* _What the task asks_
Leave the pictures out. Return all other data exactly.

* _Exercise data_
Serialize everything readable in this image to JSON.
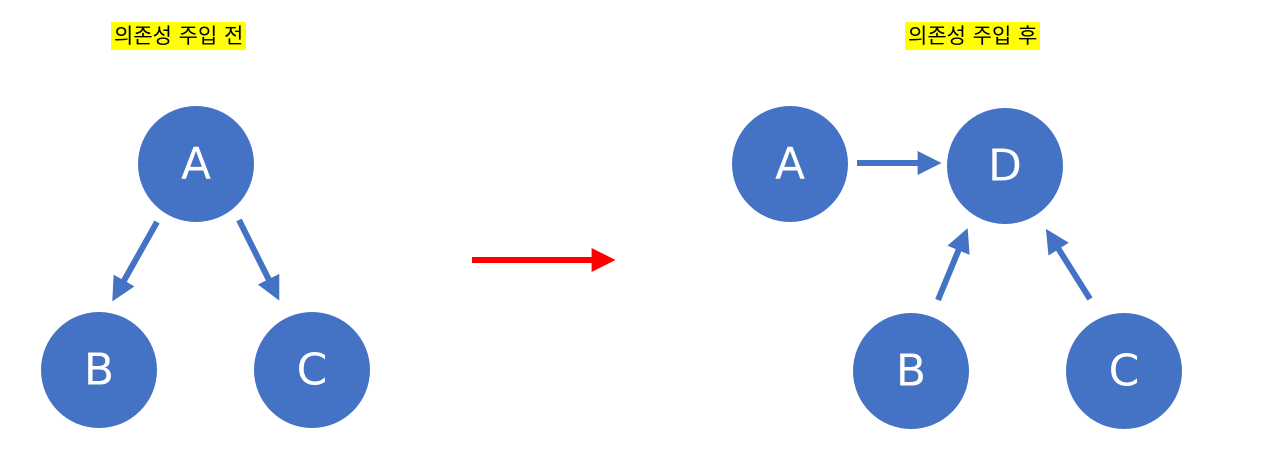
{
  "labels": {
    "before": "의존성 주입 전",
    "after": "의존성 주입 후"
  },
  "colors": {
    "node": "#4472c4",
    "node_text": "#ffffff",
    "edge": "#4472c4",
    "transition_arrow": "#ff0000",
    "label_highlight": "#ffff00"
  },
  "before": {
    "nodes": [
      {
        "id": "A",
        "label": "A"
      },
      {
        "id": "B",
        "label": "B"
      },
      {
        "id": "C",
        "label": "C"
      }
    ],
    "edges": [
      {
        "from": "A",
        "to": "B"
      },
      {
        "from": "A",
        "to": "C"
      }
    ]
  },
  "after": {
    "nodes": [
      {
        "id": "A",
        "label": "A"
      },
      {
        "id": "D",
        "label": "D"
      },
      {
        "id": "B",
        "label": "B"
      },
      {
        "id": "C",
        "label": "C"
      }
    ],
    "edges": [
      {
        "from": "A",
        "to": "D"
      },
      {
        "from": "B",
        "to": "D"
      },
      {
        "from": "C",
        "to": "D"
      }
    ]
  }
}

* _Expected output_
Serialize everything readable in this image to JSON.
{
  "labels": {
    "before": "의존성 주입 전",
    "after": "의존성 주입 후"
  },
  "colors": {
    "node": "#4472c4",
    "node_text": "#ffffff",
    "edge": "#4472c4",
    "transition_arrow": "#ff0000",
    "label_highlight": "#ffff00"
  },
  "before": {
    "nodes": [
      {
        "id": "A",
        "label": "A"
      },
      {
        "id": "B",
        "label": "B"
      },
      {
        "id": "C",
        "label": "C"
      }
    ],
    "edges": [
      {
        "from": "A",
        "to": "B"
      },
      {
        "from": "A",
        "to": "C"
      }
    ]
  },
  "after": {
    "nodes": [
      {
        "id": "A",
        "label": "A"
      },
      {
        "id": "D",
        "label": "D"
      },
      {
        "id": "B",
        "label": "B"
      },
      {
        "id": "C",
        "label": "C"
      }
    ],
    "edges": [
      {
        "from": "A",
        "to": "D"
      },
      {
        "from": "B",
        "to": "D"
      },
      {
        "from": "C",
        "to": "D"
      }
    ]
  }
}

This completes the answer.